TASK TO CARRY OUT –
Do not include the pictures; repeat the rest of the data exactly.

------ GIVEN DATA

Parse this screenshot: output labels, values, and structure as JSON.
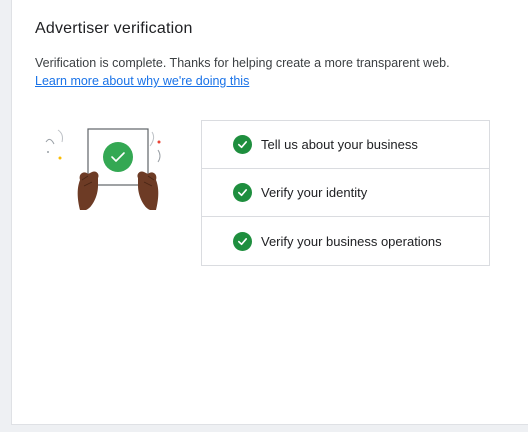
{
  "page": {
    "title": "Advertiser verification",
    "description": "Verification is complete. Thanks for helping create a more transparent web.",
    "learn_more_link": "Learn more about why we're doing this"
  },
  "steps": [
    {
      "label": "Tell us about your business",
      "status": "complete",
      "icon": "check-circle-icon"
    },
    {
      "label": "Verify your identity",
      "status": "complete",
      "icon": "check-circle-icon"
    },
    {
      "label": "Verify your business operations",
      "status": "complete",
      "icon": "check-circle-icon"
    }
  ],
  "colors": {
    "success_green": "#1e8e3e",
    "illustration_green": "#34a853",
    "link_blue": "#1a73e8",
    "hand_brown": "#6d3b25"
  }
}
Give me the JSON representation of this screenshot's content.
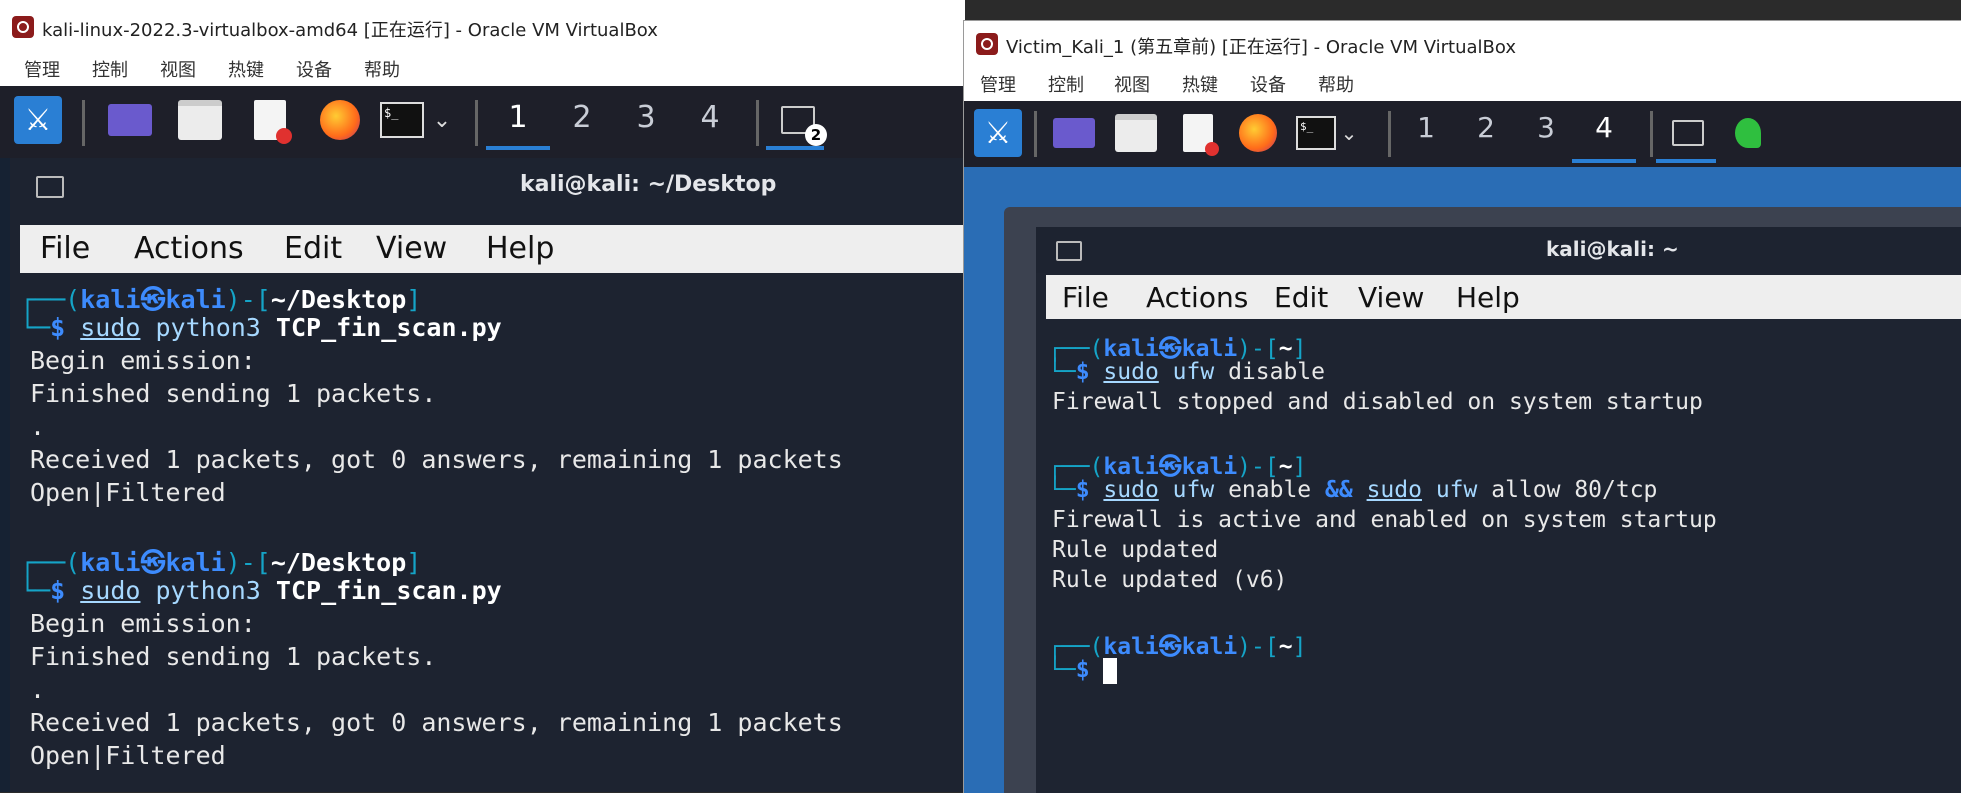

------------

EXERCISE ANSWER –
Parse this screenshot: output labels, values, and structure as JSON.
{
  "page": {
    "title": "Advertiser verification",
    "description": "Verification is complete. Thanks for helping create a more transparent web.",
    "learn_more_link": "Learn more about why we're doing this"
  },
  "steps": [
    {
      "label": "Tell us about your business",
      "status": "complete",
      "icon": "check-circle-icon"
    },
    {
      "label": "Verify your identity",
      "status": "complete",
      "icon": "check-circle-icon"
    },
    {
      "label": "Verify your business operations",
      "status": "complete",
      "icon": "check-circle-icon"
    }
  ],
  "colors": {
    "success_green": "#1e8e3e",
    "illustration_green": "#34a853",
    "link_blue": "#1a73e8",
    "hand_brown": "#6d3b25"
  }
}
Give me the JSON representation of this screenshot's content.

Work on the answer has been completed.